### MATERIAL SHOWN
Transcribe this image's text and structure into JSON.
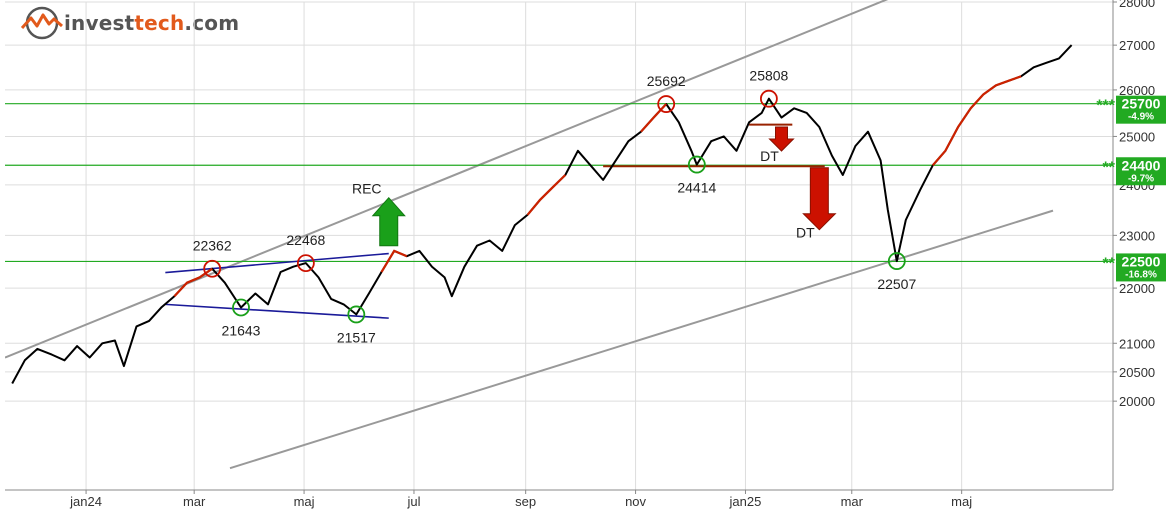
{
  "logo": {
    "part1": "invest",
    "part2": "tech",
    "part3": ".com",
    "icon": "investtech-logo-icon"
  },
  "colors": {
    "price_line": "#000000",
    "highlight_line": "#cc2200",
    "support_resistance": "#22aa22",
    "trend_channel": "#999999",
    "pattern_lines": "#1a1a99",
    "signal_up": "#1aa01a",
    "signal_down": "#cc1100",
    "box_fill": "#22aa22"
  },
  "chart_data": {
    "type": "line",
    "title": "",
    "xlabel": "",
    "ylabel": "",
    "scale": "log",
    "ylim": [
      19000,
      28000
    ],
    "grid": true,
    "x_tick_labels": [
      "jan24",
      "mar",
      "maj",
      "jul",
      "sep",
      "nov",
      "jan25",
      "mar",
      "maj"
    ],
    "y_tick_labels": [
      "28000",
      "27000",
      "26000",
      "25000",
      "24000",
      "23000",
      "22000",
      "21000",
      "20500",
      "20000"
    ],
    "series": [
      {
        "points": [
          [
            "2023-12-05",
            20300
          ],
          [
            "2023-12-12",
            20700
          ],
          [
            "2023-12-19",
            20900
          ],
          [
            "2023-12-27",
            20800
          ],
          [
            "2024-01-03",
            20700
          ],
          [
            "2024-01-10",
            20950
          ],
          [
            "2024-01-17",
            20750
          ],
          [
            "2024-01-24",
            21000
          ],
          [
            "2024-01-31",
            21050
          ],
          [
            "2024-02-05",
            20600
          ],
          [
            "2024-02-12",
            21300
          ],
          [
            "2024-02-19",
            21400
          ],
          [
            "2024-02-26",
            21650
          ],
          [
            "2024-03-04",
            21850
          ],
          [
            "2024-03-11",
            22100
          ],
          [
            "2024-03-18",
            22200
          ],
          [
            "2024-03-25",
            22362
          ],
          [
            "2024-04-01",
            22100
          ],
          [
            "2024-04-10",
            21643
          ],
          [
            "2024-04-18",
            21900
          ],
          [
            "2024-04-25",
            21700
          ],
          [
            "2024-05-02",
            22300
          ],
          [
            "2024-05-09",
            22400
          ],
          [
            "2024-05-16",
            22468
          ],
          [
            "2024-05-23",
            22200
          ],
          [
            "2024-05-30",
            21800
          ],
          [
            "2024-06-06",
            21700
          ],
          [
            "2024-06-13",
            21517
          ],
          [
            "2024-06-20",
            21900
          ],
          [
            "2024-06-27",
            22300
          ],
          [
            "2024-07-04",
            22700
          ],
          [
            "2024-07-11",
            22600
          ],
          [
            "2024-07-18",
            22700
          ],
          [
            "2024-07-25",
            22400
          ],
          [
            "2024-08-01",
            22200
          ],
          [
            "2024-08-05",
            21850
          ],
          [
            "2024-08-12",
            22400
          ],
          [
            "2024-08-19",
            22800
          ],
          [
            "2024-08-26",
            22900
          ],
          [
            "2024-09-02",
            22700
          ],
          [
            "2024-09-09",
            23200
          ],
          [
            "2024-09-16",
            23400
          ],
          [
            "2024-09-23",
            23700
          ],
          [
            "2024-09-30",
            23950
          ],
          [
            "2024-10-07",
            24200
          ],
          [
            "2024-10-14",
            24700
          ],
          [
            "2024-10-21",
            24400
          ],
          [
            "2024-10-28",
            24100
          ],
          [
            "2024-11-04",
            24500
          ],
          [
            "2024-11-11",
            24900
          ],
          [
            "2024-11-18",
            25100
          ],
          [
            "2024-11-25",
            25400
          ],
          [
            "2024-12-02",
            25692
          ],
          [
            "2024-12-09",
            25300
          ],
          [
            "2024-12-16",
            24700
          ],
          [
            "2024-12-19",
            24414
          ],
          [
            "2024-12-27",
            24900
          ],
          [
            "2025-01-03",
            25000
          ],
          [
            "2025-01-10",
            24700
          ],
          [
            "2025-01-17",
            25300
          ],
          [
            "2025-01-24",
            25500
          ],
          [
            "2025-01-28",
            25808
          ],
          [
            "2025-02-04",
            25400
          ],
          [
            "2025-02-11",
            25600
          ],
          [
            "2025-02-18",
            25500
          ],
          [
            "2025-02-25",
            25200
          ],
          [
            "2025-03-04",
            24600
          ],
          [
            "2025-03-10",
            24200
          ],
          [
            "2025-03-17",
            24800
          ],
          [
            "2025-03-24",
            25100
          ],
          [
            "2025-03-31",
            24500
          ],
          [
            "2025-04-04",
            23500
          ],
          [
            "2025-04-09",
            22507
          ],
          [
            "2025-04-14",
            23300
          ],
          [
            "2025-04-22",
            23900
          ],
          [
            "2025-04-29",
            24400
          ],
          [
            "2025-05-06",
            24700
          ],
          [
            "2025-05-13",
            25200
          ],
          [
            "2025-05-20",
            25600
          ],
          [
            "2025-05-27",
            25900
          ],
          [
            "2025-06-03",
            26100
          ],
          [
            "2025-06-10",
            26200
          ],
          [
            "2025-06-17",
            26300
          ],
          [
            "2025-06-24",
            26500
          ],
          [
            "2025-07-01",
            26600
          ],
          [
            "2025-07-08",
            26700
          ],
          [
            "2025-07-15",
            27000
          ]
        ]
      }
    ],
    "horizontal_lines": [
      {
        "value": 25700,
        "label": "25700",
        "pct": "-4.9%",
        "stars": "***"
      },
      {
        "value": 24400,
        "label": "24400",
        "pct": "-9.7%",
        "stars": "**"
      },
      {
        "value": 22500,
        "label": "22500",
        "pct": "-16.8%",
        "stars": "**"
      }
    ],
    "trend_channel": {
      "upper": [
        [
          "2023-12-05",
          20800
        ],
        [
          "2025-03-31",
          28000
        ]
      ],
      "lower": [
        [
          "2024-03-18",
          18750
        ],
        [
          "2025-07-15",
          23600
        ]
      ]
    },
    "point_annotations": [
      {
        "label": "22362",
        "date": "2024-03-25",
        "value": 22362,
        "kind": "top"
      },
      {
        "label": "22468",
        "date": "2024-05-16",
        "value": 22468,
        "kind": "top"
      },
      {
        "label": "21643",
        "date": "2024-04-10",
        "value": 21643,
        "kind": "bottom"
      },
      {
        "label": "21517",
        "date": "2024-06-13",
        "value": 21517,
        "kind": "bottom"
      },
      {
        "label": "25692",
        "date": "2024-12-02",
        "value": 25692,
        "kind": "top"
      },
      {
        "label": "25808",
        "date": "2025-01-28",
        "value": 25808,
        "kind": "top"
      },
      {
        "label": "24414",
        "date": "2024-12-19",
        "value": 24414,
        "kind": "bottom"
      },
      {
        "label": "22507",
        "date": "2025-04-09",
        "value": 22507,
        "kind": "bottom"
      }
    ],
    "signals": [
      {
        "label": "REC",
        "direction": "up",
        "date": "2024-07-01",
        "value": 22800
      },
      {
        "label": "DT",
        "direction": "down",
        "date": "2025-02-04",
        "value": 25200
      },
      {
        "label": "DT",
        "direction": "down",
        "date": "2025-02-25",
        "value": 24350
      }
    ]
  }
}
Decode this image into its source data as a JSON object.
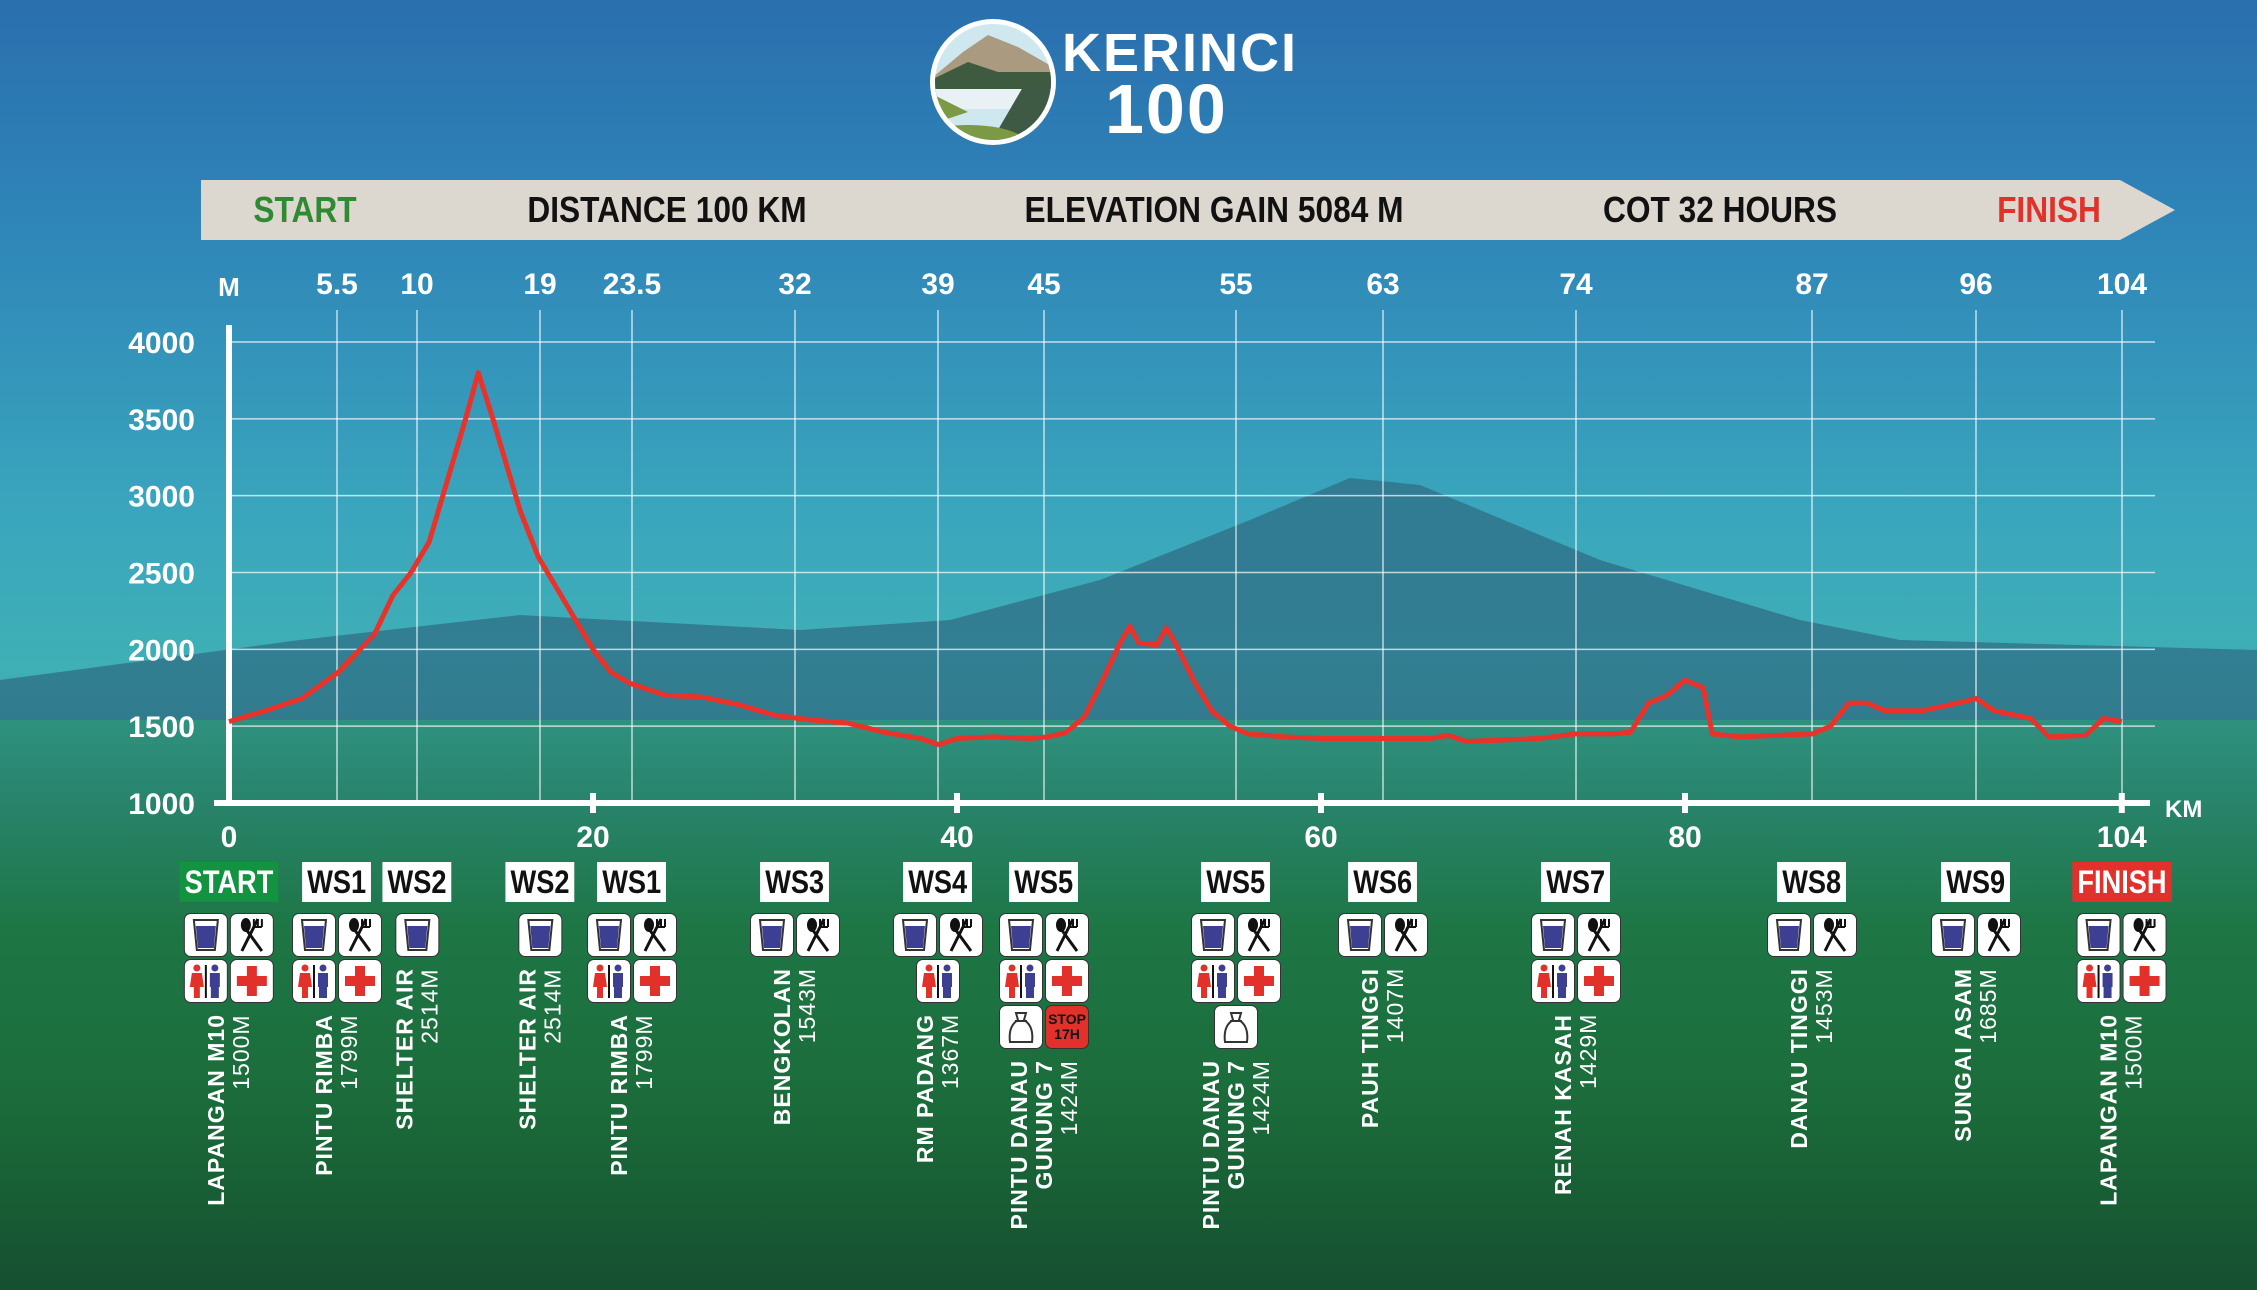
{
  "logo": {
    "line1": "KERINCI",
    "line2": "100"
  },
  "banner": {
    "start": "START",
    "distance": "DISTANCE 100 KM",
    "elevation": "ELEVATION GAIN 5084 M",
    "cot": "COT 32 HOURS",
    "finish": "FINISH"
  },
  "colors": {
    "start": "#12933f",
    "finish": "#e2302b",
    "profile": "#e8322a",
    "water": "#3d3f92"
  },
  "chart_data": {
    "type": "line",
    "title": "",
    "ylabel": "M",
    "xlabel": "KM",
    "ylim": [
      1000,
      4000
    ],
    "xlim": [
      0,
      104
    ],
    "yticks": [
      1000,
      1500,
      2000,
      2500,
      3000,
      3500,
      4000
    ],
    "xticks": [
      "0",
      "20",
      "40",
      "60",
      "80",
      "104"
    ],
    "checkpoint_km_labels": [
      "5.5",
      "10",
      "19",
      "23.5",
      "32",
      "39",
      "45",
      "55",
      "63",
      "74",
      "87",
      "96",
      "104"
    ],
    "grid": true,
    "series": [
      {
        "name": "Elevation",
        "x": [
          0,
          2,
          4,
          6,
          8,
          9,
          10,
          11,
          12,
          13,
          13.7,
          14.5,
          15,
          16,
          17,
          18,
          19,
          20,
          21,
          22,
          24,
          26,
          28,
          30,
          32,
          34,
          36,
          38,
          39,
          40,
          42,
          44,
          45,
          46,
          47,
          48,
          49,
          49.5,
          50,
          51,
          51.5,
          52,
          53,
          54,
          55,
          56,
          58,
          60,
          62,
          64,
          66,
          67,
          68,
          70,
          72,
          74,
          76,
          77,
          78,
          79,
          80,
          81,
          81.5,
          83,
          85,
          87,
          88,
          89,
          90,
          91,
          93,
          95,
          96,
          97,
          99,
          100,
          102,
          103,
          104
        ],
        "y": [
          1530,
          1600,
          1680,
          1850,
          2100,
          2350,
          2500,
          2700,
          3100,
          3500,
          3800,
          3500,
          3300,
          2900,
          2600,
          2400,
          2200,
          2000,
          1850,
          1780,
          1700,
          1690,
          1640,
          1570,
          1540,
          1520,
          1460,
          1420,
          1380,
          1420,
          1430,
          1420,
          1430,
          1460,
          1560,
          1800,
          2050,
          2150,
          2040,
          2030,
          2140,
          2040,
          1800,
          1600,
          1500,
          1450,
          1430,
          1420,
          1420,
          1420,
          1420,
          1440,
          1400,
          1410,
          1420,
          1450,
          1450,
          1460,
          1650,
          1700,
          1800,
          1750,
          1450,
          1430,
          1440,
          1450,
          1500,
          1650,
          1650,
          1600,
          1600,
          1650,
          1680,
          1600,
          1550,
          1430,
          1440,
          1550,
          1530
        ]
      }
    ]
  },
  "stations": [
    {
      "label": "START",
      "type": "start",
      "name": "LAPANGAN M10",
      "elev": "1500M",
      "icons": [
        [
          "water",
          "food"
        ],
        [
          "toilet",
          "medic"
        ]
      ]
    },
    {
      "label": "WS1",
      "type": "ws",
      "name": "PINTU RIMBA",
      "elev": "1799M",
      "icons": [
        [
          "water",
          "food"
        ],
        [
          "toilet",
          "medic"
        ]
      ]
    },
    {
      "label": "WS2",
      "type": "ws",
      "name": "SHELTER AIR",
      "elev": "2514M",
      "icons": [
        [
          "water"
        ]
      ]
    },
    {
      "label": "WS2",
      "type": "ws",
      "name": "SHELTER AIR",
      "elev": "2514M",
      "icons": [
        [
          "water"
        ]
      ]
    },
    {
      "label": "WS1",
      "type": "ws",
      "name": "PINTU RIMBA",
      "elev": "1799M",
      "icons": [
        [
          "water",
          "food"
        ],
        [
          "toilet",
          "medic"
        ]
      ]
    },
    {
      "label": "WS3",
      "type": "ws",
      "name": "BENGKOLAN",
      "elev": "1543M",
      "icons": [
        [
          "water",
          "food"
        ]
      ]
    },
    {
      "label": "WS4",
      "type": "ws",
      "name": "RM PADANG",
      "elev": "1367M",
      "icons": [
        [
          "water",
          "food"
        ],
        [
          "toilet"
        ]
      ]
    },
    {
      "label": "WS5",
      "type": "ws",
      "name": "PINTU DANAU\nGUNUNG 7",
      "elev": "1424M",
      "icons": [
        [
          "water",
          "food"
        ],
        [
          "toilet",
          "medic"
        ],
        [
          "drop-bag",
          "stop"
        ]
      ],
      "stop_text": "STOP 17H"
    },
    {
      "label": "WS5",
      "type": "ws",
      "name": "PINTU DANAU\nGUNUNG 7",
      "elev": "1424M",
      "icons": [
        [
          "water",
          "food"
        ],
        [
          "toilet",
          "medic"
        ],
        [
          "drop-bag"
        ]
      ]
    },
    {
      "label": "WS6",
      "type": "ws",
      "name": "PAUH TINGGI",
      "elev": "1407M",
      "icons": [
        [
          "water",
          "food"
        ]
      ]
    },
    {
      "label": "WS7",
      "type": "ws",
      "name": "RENAH KASAH",
      "elev": "1429M",
      "icons": [
        [
          "water",
          "food"
        ],
        [
          "toilet",
          "medic"
        ]
      ]
    },
    {
      "label": "WS8",
      "type": "ws",
      "name": "DANAU TINGGI",
      "elev": "1453M",
      "icons": [
        [
          "water",
          "food"
        ]
      ]
    },
    {
      "label": "WS9",
      "type": "ws",
      "name": "SUNGAI ASAM",
      "elev": "1685M",
      "icons": [
        [
          "water",
          "food"
        ]
      ]
    },
    {
      "label": "FINISH",
      "type": "finish",
      "name": "LAPANGAN M10",
      "elev": "1500M",
      "icons": [
        [
          "water",
          "food"
        ],
        [
          "toilet",
          "medic"
        ]
      ]
    }
  ]
}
######
### INSTRUCTIONS TO FOLLOW
In the records above, locate the lines holding the word "date". Copy each of them.

### EXERCISE OUTPUT
        "date": "2024-03-25",
        "date": "2024-05-16",
        "date": "2024-04-10",
        "date": "2024-06-13",
        "date": "2024-12-02",
        "date": "2025-01-28",
        "date": "2024-12-19",
        "date": "2025-04-09",
        "date": "2024-07-01",
        "date": "2025-02-04",
        "date": "2025-02-25",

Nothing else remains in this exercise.